§ **EXERCISE PROMPT**
Output every line of the data exactly as it appears.

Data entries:
>>

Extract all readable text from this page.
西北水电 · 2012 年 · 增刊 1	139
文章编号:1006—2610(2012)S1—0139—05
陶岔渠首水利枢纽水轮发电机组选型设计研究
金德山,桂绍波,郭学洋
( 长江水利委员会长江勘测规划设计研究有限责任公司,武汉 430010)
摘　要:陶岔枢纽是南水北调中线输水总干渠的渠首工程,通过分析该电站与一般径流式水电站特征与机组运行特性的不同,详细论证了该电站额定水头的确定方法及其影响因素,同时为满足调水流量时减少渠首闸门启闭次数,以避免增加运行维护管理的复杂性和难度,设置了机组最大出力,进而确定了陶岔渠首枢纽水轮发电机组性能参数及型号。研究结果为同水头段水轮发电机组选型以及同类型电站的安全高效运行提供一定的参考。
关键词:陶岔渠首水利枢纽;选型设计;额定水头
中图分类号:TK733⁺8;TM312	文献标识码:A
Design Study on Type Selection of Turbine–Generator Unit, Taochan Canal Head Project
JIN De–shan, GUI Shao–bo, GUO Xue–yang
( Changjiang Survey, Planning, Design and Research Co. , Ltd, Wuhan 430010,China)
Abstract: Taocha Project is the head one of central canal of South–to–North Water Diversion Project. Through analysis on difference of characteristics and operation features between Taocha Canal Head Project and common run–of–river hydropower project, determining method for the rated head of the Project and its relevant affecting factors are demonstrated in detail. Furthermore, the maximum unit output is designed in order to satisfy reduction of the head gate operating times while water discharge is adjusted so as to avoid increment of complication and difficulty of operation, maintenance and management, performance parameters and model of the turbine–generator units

<<

§ **RESPONSE**
Extract all readable text from this page.
西北水电 · 2012 年 · 增刊 1	139
文章编号:1006—2610(2012)S1—0139—05
陶岔渠首水利枢纽水轮发电机组选型设计研究
金德山,桂绍波,郭学洋
( 长江水利委员会长江勘测规划设计研究有限责任公司,武汉 430010)
摘　要:陶岔枢纽是南水北调中线输水总干渠的渠首工程,通过分析该电站与一般径流式水电站特征与机组运行特性的不同,详细论证了该电站额定水头的确定方法及其影响因素,同时为满足调水流量时减少渠首闸门启闭次数,以避免增加运行维护管理的复杂性和难度,设置了机组最大出力,进而确定了陶岔渠首枢纽水轮发电机组性能参数及型号。研究结果为同水头段水轮发电机组选型以及同类型电站的安全高效运行提供一定的参考。
关键词:陶岔渠首水利枢纽;选型设计;额定水头
中图分类号:TK733⁺8;TM312	文献标识码:A
Design Study on Type Selection of Turbine–Generator Unit, Taochan Canal Head Project
JIN De–shan, GUI Shao–bo, GUO Xue–yang
( Changjiang Survey, Planning, Design and Research Co. , Ltd, Wuhan 430010,China)
Abstract: Taocha Project is the head one of central canal of South–to–North Water Diversion Project. Through analysis on difference of characteristics and operation features between Taocha Canal Head Project and common run–of–river hydropower project, determining method for the rated head of the Project and its relevant affecting factors are demonstrated in detail. Furthermore, the maximum unit output is designed in order to satisfy reduction of the head gate operating times while water discharge is adjusted so as to avoid increment of complication and difficulty of operation, maintenance and management, performance parameters and model of the turbine–generator units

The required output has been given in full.